# REQUIREMENT
Repeat the listing in full, exactly as it stands.

# SUPPLIED DATA
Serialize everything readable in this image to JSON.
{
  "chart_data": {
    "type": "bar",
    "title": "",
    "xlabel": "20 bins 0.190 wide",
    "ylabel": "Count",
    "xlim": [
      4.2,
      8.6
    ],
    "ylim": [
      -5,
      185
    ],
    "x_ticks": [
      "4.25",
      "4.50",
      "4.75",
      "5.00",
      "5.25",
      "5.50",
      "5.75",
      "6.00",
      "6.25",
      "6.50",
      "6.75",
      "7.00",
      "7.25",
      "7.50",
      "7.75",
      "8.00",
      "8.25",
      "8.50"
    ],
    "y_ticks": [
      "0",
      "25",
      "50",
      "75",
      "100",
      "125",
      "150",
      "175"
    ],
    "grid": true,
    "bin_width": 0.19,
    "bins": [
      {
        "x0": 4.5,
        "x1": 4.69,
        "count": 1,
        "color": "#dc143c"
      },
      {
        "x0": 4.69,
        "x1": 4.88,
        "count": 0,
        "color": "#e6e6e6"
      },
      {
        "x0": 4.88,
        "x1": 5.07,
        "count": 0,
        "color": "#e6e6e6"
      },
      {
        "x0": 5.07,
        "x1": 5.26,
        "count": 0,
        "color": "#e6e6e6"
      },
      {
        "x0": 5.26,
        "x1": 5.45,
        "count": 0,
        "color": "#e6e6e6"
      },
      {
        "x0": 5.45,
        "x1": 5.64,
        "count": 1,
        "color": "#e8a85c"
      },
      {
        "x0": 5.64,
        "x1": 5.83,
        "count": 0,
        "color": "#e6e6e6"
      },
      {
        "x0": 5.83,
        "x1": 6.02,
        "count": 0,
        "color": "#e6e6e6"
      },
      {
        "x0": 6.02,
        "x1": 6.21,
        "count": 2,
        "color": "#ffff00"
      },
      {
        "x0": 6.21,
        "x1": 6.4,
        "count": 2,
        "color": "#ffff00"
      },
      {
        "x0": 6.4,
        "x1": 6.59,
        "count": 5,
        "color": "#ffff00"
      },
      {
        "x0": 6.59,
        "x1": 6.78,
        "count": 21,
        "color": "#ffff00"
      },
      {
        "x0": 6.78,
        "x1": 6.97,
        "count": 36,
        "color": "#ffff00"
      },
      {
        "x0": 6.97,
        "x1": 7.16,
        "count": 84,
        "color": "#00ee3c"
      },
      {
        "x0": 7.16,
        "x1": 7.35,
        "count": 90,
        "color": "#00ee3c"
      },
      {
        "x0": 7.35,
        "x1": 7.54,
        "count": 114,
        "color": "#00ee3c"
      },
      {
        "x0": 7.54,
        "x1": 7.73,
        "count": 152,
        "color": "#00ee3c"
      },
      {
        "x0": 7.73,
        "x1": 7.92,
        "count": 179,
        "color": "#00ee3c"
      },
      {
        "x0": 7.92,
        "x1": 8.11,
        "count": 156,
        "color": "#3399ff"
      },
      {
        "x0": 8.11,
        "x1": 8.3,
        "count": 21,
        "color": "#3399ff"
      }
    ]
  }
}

# WRITTEN RESPONSE
Serialize everything readable in this image to JSON.
{
  "chart_data": {
    "type": "bar",
    "title": "",
    "xlabel": "20 bins 0.190 wide",
    "ylabel": "Count",
    "xlim": [
      4.2,
      8.6
    ],
    "ylim": [
      -5,
      185
    ],
    "x_ticks": [
      "4.25",
      "4.50",
      "4.75",
      "5.00",
      "5.25",
      "5.50",
      "5.75",
      "6.00",
      "6.25",
      "6.50",
      "6.75",
      "7.00",
      "7.25",
      "7.50",
      "7.75",
      "8.00",
      "8.25",
      "8.50"
    ],
    "y_ticks": [
      "0",
      "25",
      "50",
      "75",
      "100",
      "125",
      "150",
      "175"
    ],
    "grid": true,
    "bin_width": 0.19,
    "bins": [
      {
        "x0": 4.5,
        "x1": 4.69,
        "count": 1,
        "color": "#dc143c"
      },
      {
        "x0": 4.69,
        "x1": 4.88,
        "count": 0,
        "color": "#e6e6e6"
      },
      {
        "x0": 4.88,
        "x1": 5.07,
        "count": 0,
        "color": "#e6e6e6"
      },
      {
        "x0": 5.07,
        "x1": 5.26,
        "count": 0,
        "color": "#e6e6e6"
      },
      {
        "x0": 5.26,
        "x1": 5.45,
        "count": 0,
        "color": "#e6e6e6"
      },
      {
        "x0": 5.45,
        "x1": 5.64,
        "count": 1,
        "color": "#e8a85c"
      },
      {
        "x0": 5.64,
        "x1": 5.83,
        "count": 0,
        "color": "#e6e6e6"
      },
      {
        "x0": 5.83,
        "x1": 6.02,
        "count": 0,
        "color": "#e6e6e6"
      },
      {
        "x0": 6.02,
        "x1": 6.21,
        "count": 2,
        "color": "#ffff00"
      },
      {
        "x0": 6.21,
        "x1": 6.4,
        "count": 2,
        "color": "#ffff00"
      },
      {
        "x0": 6.4,
        "x1": 6.59,
        "count": 5,
        "color": "#ffff00"
      },
      {
        "x0": 6.59,
        "x1": 6.78,
        "count": 21,
        "color": "#ffff00"
      },
      {
        "x0": 6.78,
        "x1": 6.97,
        "count": 36,
        "color": "#ffff00"
      },
      {
        "x0": 6.97,
        "x1": 7.16,
        "count": 84,
        "color": "#00ee3c"
      },
      {
        "x0": 7.16,
        "x1": 7.35,
        "count": 90,
        "color": "#00ee3c"
      },
      {
        "x0": 7.35,
        "x1": 7.54,
        "count": 114,
        "color": "#00ee3c"
      },
      {
        "x0": 7.54,
        "x1": 7.73,
        "count": 152,
        "color": "#00ee3c"
      },
      {
        "x0": 7.73,
        "x1": 7.92,
        "count": 179,
        "color": "#00ee3c"
      },
      {
        "x0": 7.92,
        "x1": 8.11,
        "count": 156,
        "color": "#3399ff"
      },
      {
        "x0": 8.11,
        "x1": 8.3,
        "count": 21,
        "color": "#3399ff"
      }
    ]
  }
}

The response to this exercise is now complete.